DOCUMENT PASSAGE:

Nearly two weeks after the military announced new “clearance operations” in northern Rakhine state, villagers continue to flee their homes.  

The operation has focused on Kyauktan village, in Rathedaung township, but has also spilled into villages in nearby Ann township.

Border affairs and security minister colonel Min Than, who announced the operation, told Myanmar Now on Monday that the military had clashed with Arakan Army (AA) troops outside of Kyauktan over the weekend and into the week. 

The AA, an armed ethnic Rakhine group, is fighting for greater state autonomy. The government earlier this year declared them a terrorist organisation.

“We can’t just let the AA occupy this area and not attack them,” he said. 

Htay Aung, who fled Kyauktan just after the operation was announced, on June 23, told Myanmar Now earlier this week that he can still hear the artillery fire from the town of Rathedaung, where he is now sheltering. 

He said the military was targeting Kyauktan and nearby Aung Thar Si village. 

Rathedaung MP Khin Maung Latt told Myanmar Now military troops entered the area on June 28 and 29 and that the clashes are still ongoing. 

“We haven’t heard gunfire today but the markets and shops are still closed,” he said on Monday.

At about 7pm on June 26, artillery shelling killed two villagers in Nat Maw village, thirty miles northwest of the city of Ann. 

Three others, including a two-year-old, were seriously injured. 

Villagers there told Myanmar Now there had also been shelling in nearby Dar Let North at about 4pm on June 28.

As of Wednesday, about 10,000 civilians from villages in the Ku Taung village tract of southern Rathedaung township had fled, according to regional MP Tin Maung Win. 

Dozens have also taken shelter at Buddhist monasteries in Sittwe, the state capital. 

‘Clearance operations’

On June 23, state officials ordered an evacuation of the area after the military warned of “clearance operations” targeting alleged AA insurgents in Kyauktan.

The military’s notorious 2017 “clearance operation” in northern Rakhine drove more than 700,000 Rohingya to flee into camps in neighboring Bangladesh. UN experts have said the operation included mass rape and killing, though the military has denied this. 

In two separate statements over the weekend, the UN and a group of Western governments expressed ‘deep concern’ over the announced operations. 

“We are aware of the historic impacts of such operations disproportionately affecting civilians,” a statement from the Australian, American, British and Canadian embassies said. They urged the military to “exercise restraint.” 

But Min Than said the international community was misinterpreting the situation.

“To us, ‘clearance operation’ just means a military operation. The international community might be interpreting this differently,” he told Myanmar Now.

A government official in a June 27 Facebook post said the government had told Min Than not to use the phrase “clearance operation,” and state officials retracted their initial evacuation order.

INFORMATION PROVIDED:

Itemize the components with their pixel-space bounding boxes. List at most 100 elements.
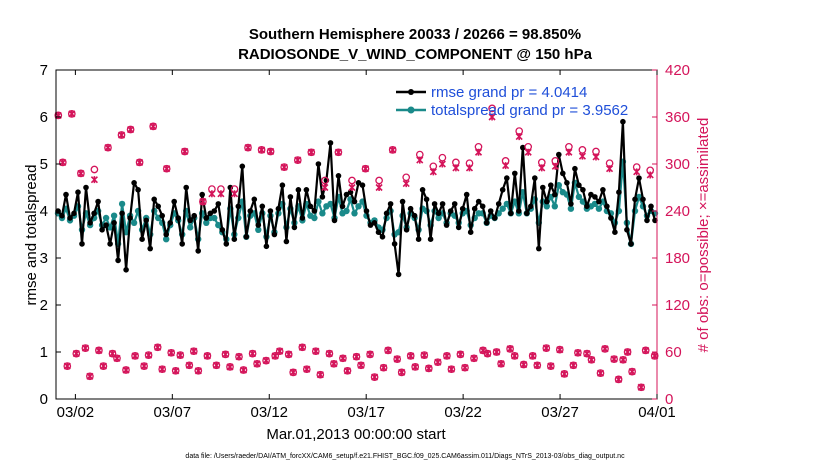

WHAT IS BEING ASKED:
Reproduce everything from "The operation has" down to "Thar Si village." in the Rakhine report, changing "township" to "district" wherever it occurs.

COMPLETE ANSWER:
The operation has focused on Kyauktan village, in Rathedaung district, but has also spilled into villages in nearby Ann district.

Border affairs and security minister colonel Min Than, who announced the operation, told Myanmar Now on Monday that the military had clashed with Arakan Army (AA) troops outside of Kyauktan over the weekend and into the week. 

The AA, an armed ethnic Rakhine group, is fighting for greater state autonomy. The government earlier this year declared them a terrorist organisation.

“We can’t just let the AA occupy this area and not attack them,” he said. 

Htay Aung, who fled Kyauktan just after the operation was announced, on June 23, told Myanmar Now earlier this week that he can still hear the artillery fire from the town of Rathedaung, where he is now sheltering. 

He said the military was targeting Kyauktan and nearby Aung Thar Si village.